Challenge → Find the string "text" in the records. Copy every line it appears in.

Records from a collection →
────────────────────────────────────────

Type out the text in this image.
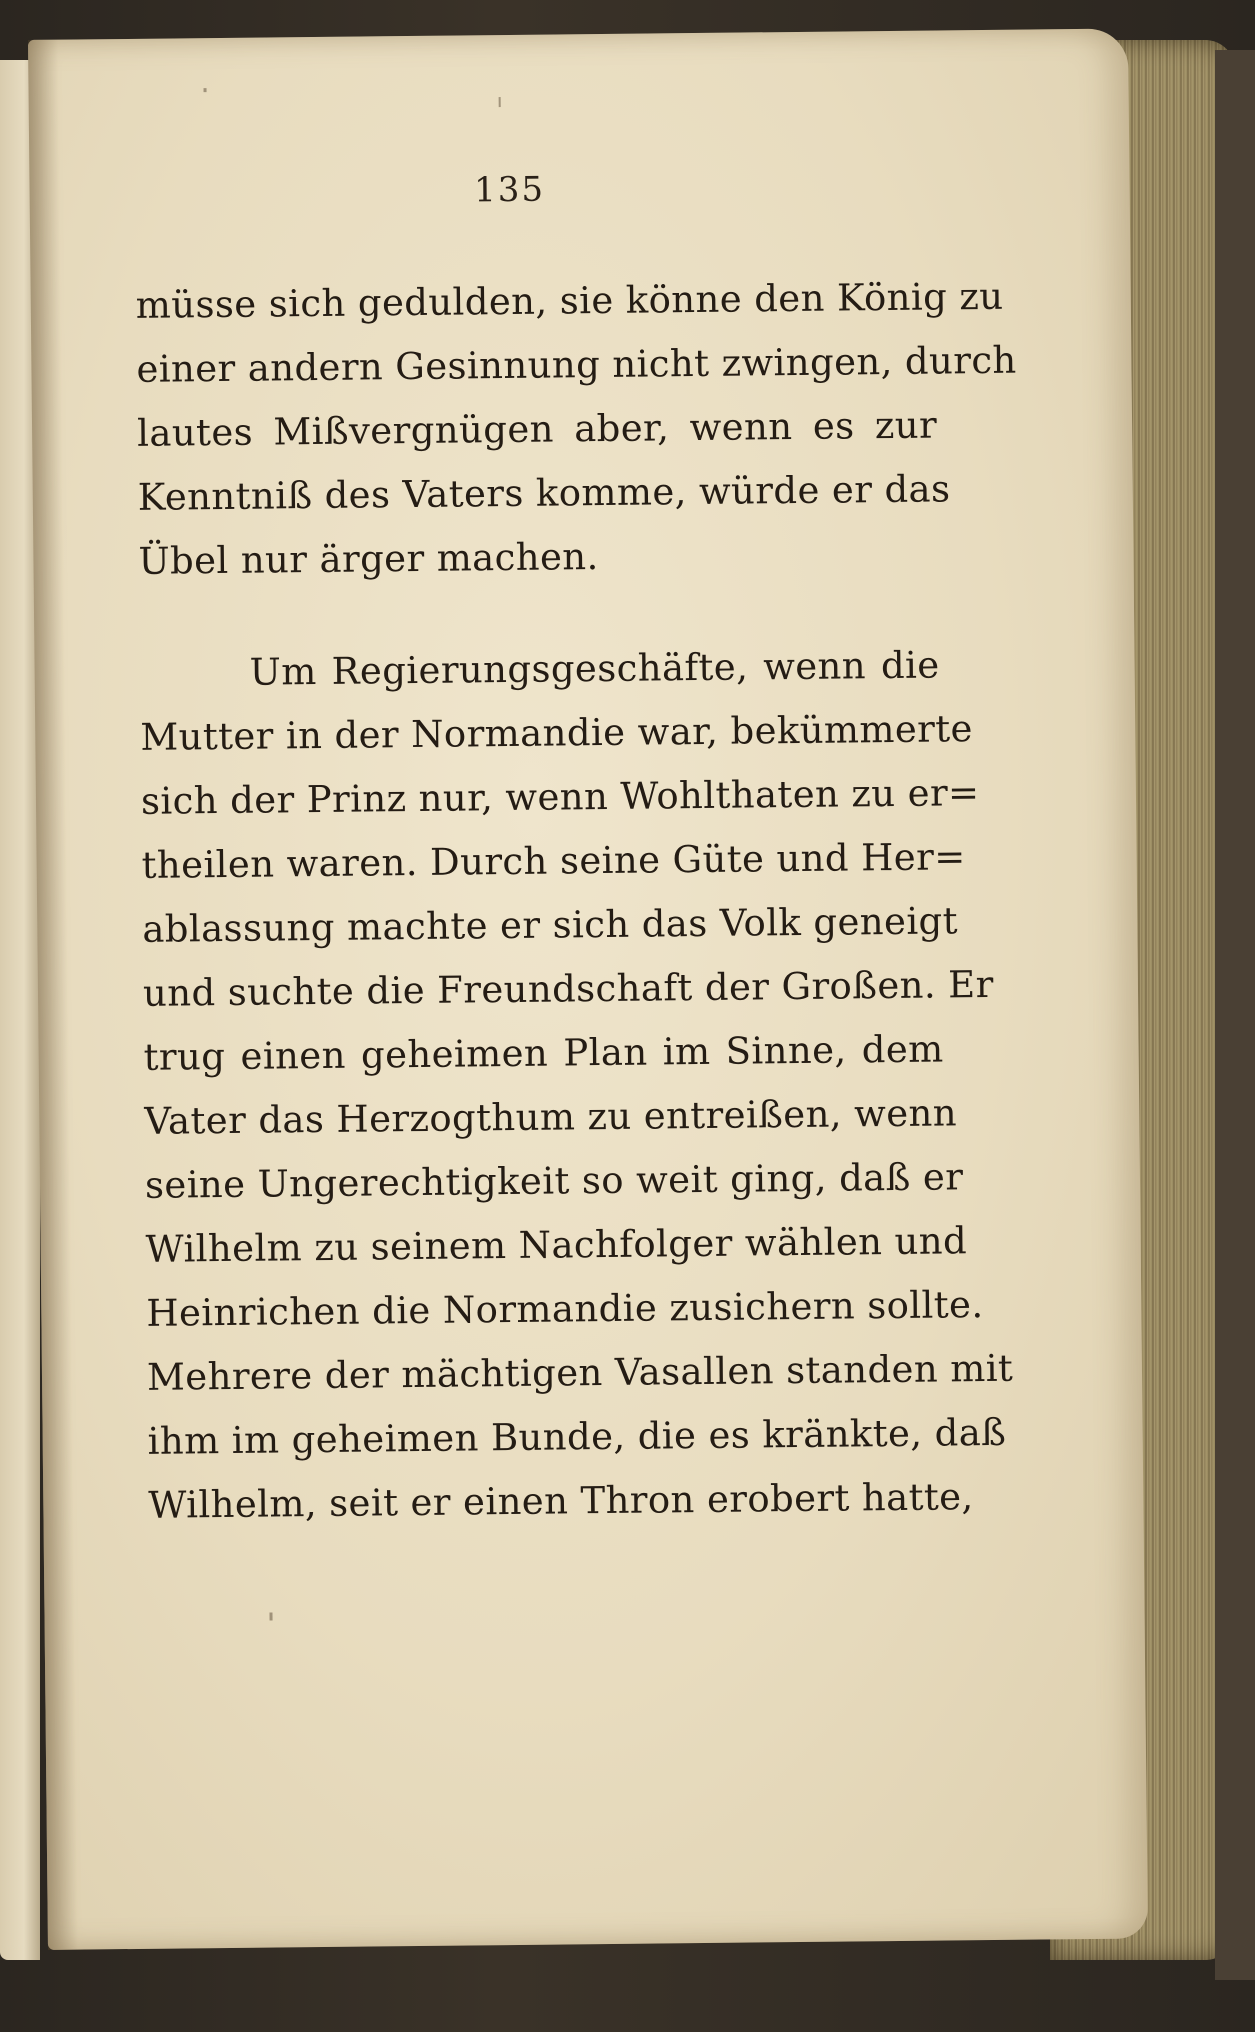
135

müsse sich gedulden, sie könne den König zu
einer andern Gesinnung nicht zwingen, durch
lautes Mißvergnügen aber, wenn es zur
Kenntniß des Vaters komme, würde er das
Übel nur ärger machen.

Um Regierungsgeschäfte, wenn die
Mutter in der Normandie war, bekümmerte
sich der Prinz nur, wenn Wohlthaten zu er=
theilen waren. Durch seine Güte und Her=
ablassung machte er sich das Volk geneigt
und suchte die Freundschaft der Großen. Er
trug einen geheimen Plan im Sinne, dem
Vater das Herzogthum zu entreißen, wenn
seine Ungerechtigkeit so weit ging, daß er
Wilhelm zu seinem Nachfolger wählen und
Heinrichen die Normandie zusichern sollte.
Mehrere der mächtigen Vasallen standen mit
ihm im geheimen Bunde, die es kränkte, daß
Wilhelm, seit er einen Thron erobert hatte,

────────────────────────────────────────

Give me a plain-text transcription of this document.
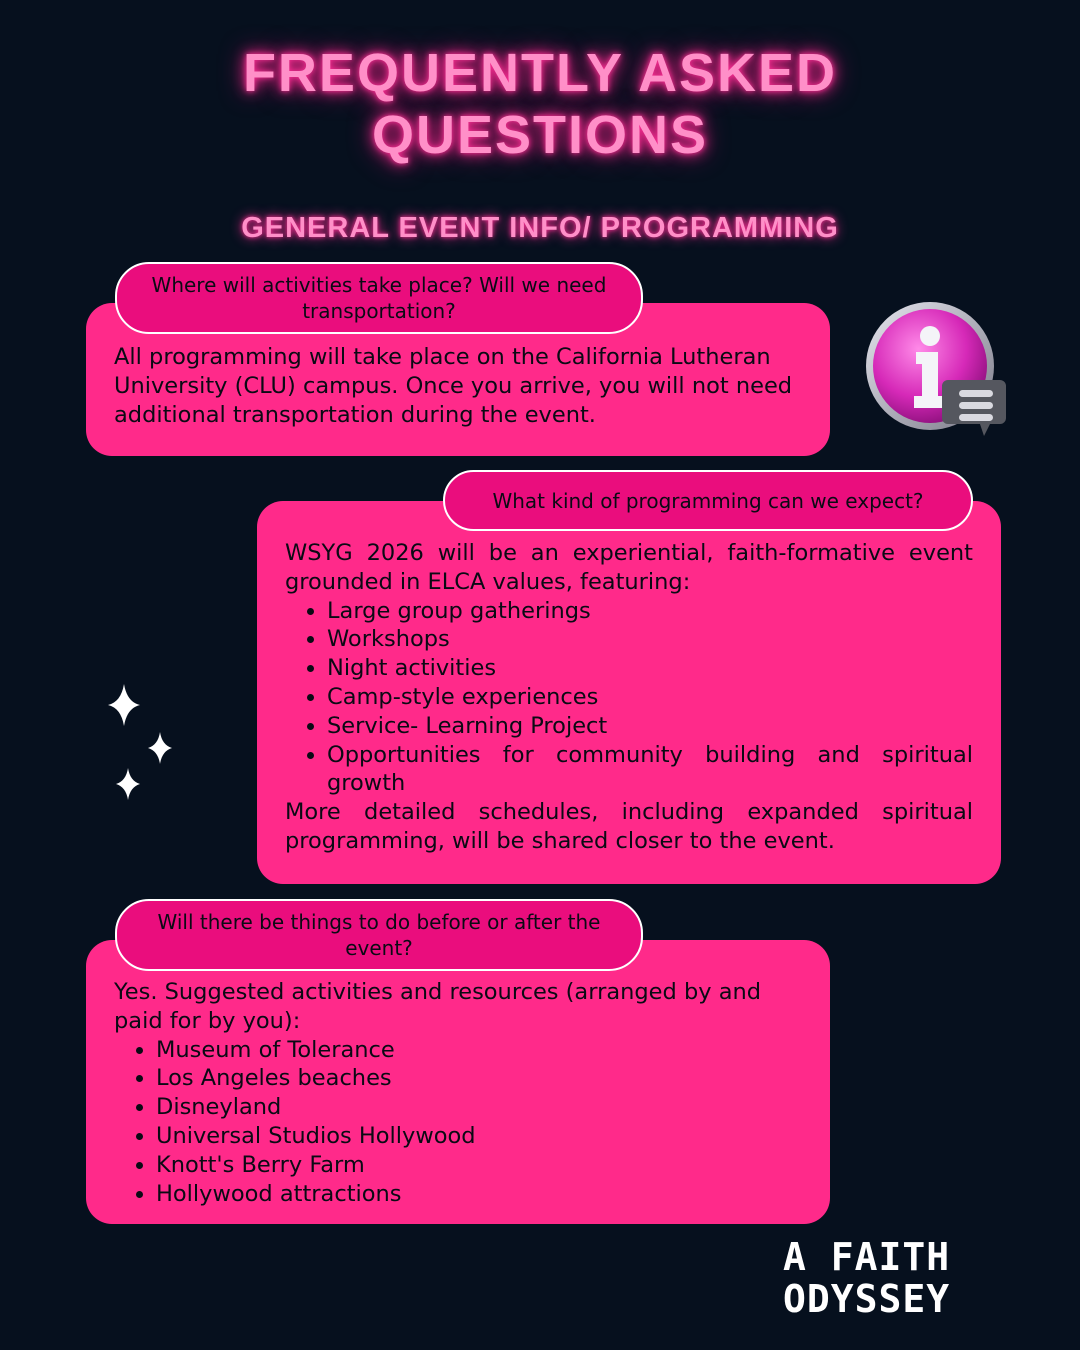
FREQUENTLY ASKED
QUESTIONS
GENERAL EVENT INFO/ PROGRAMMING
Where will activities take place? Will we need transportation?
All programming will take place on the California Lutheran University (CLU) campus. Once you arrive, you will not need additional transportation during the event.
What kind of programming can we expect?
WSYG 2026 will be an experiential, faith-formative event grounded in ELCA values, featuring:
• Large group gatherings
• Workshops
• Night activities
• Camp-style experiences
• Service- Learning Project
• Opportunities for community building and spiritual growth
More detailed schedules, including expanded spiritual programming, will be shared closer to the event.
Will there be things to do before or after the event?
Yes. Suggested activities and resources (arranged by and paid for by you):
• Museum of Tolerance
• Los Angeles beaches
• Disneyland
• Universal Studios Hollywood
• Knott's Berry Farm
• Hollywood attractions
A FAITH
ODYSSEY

────────────────────────────────────────

Written answer →
Type out the text in this image.
Give me a plain-text transcription of this document.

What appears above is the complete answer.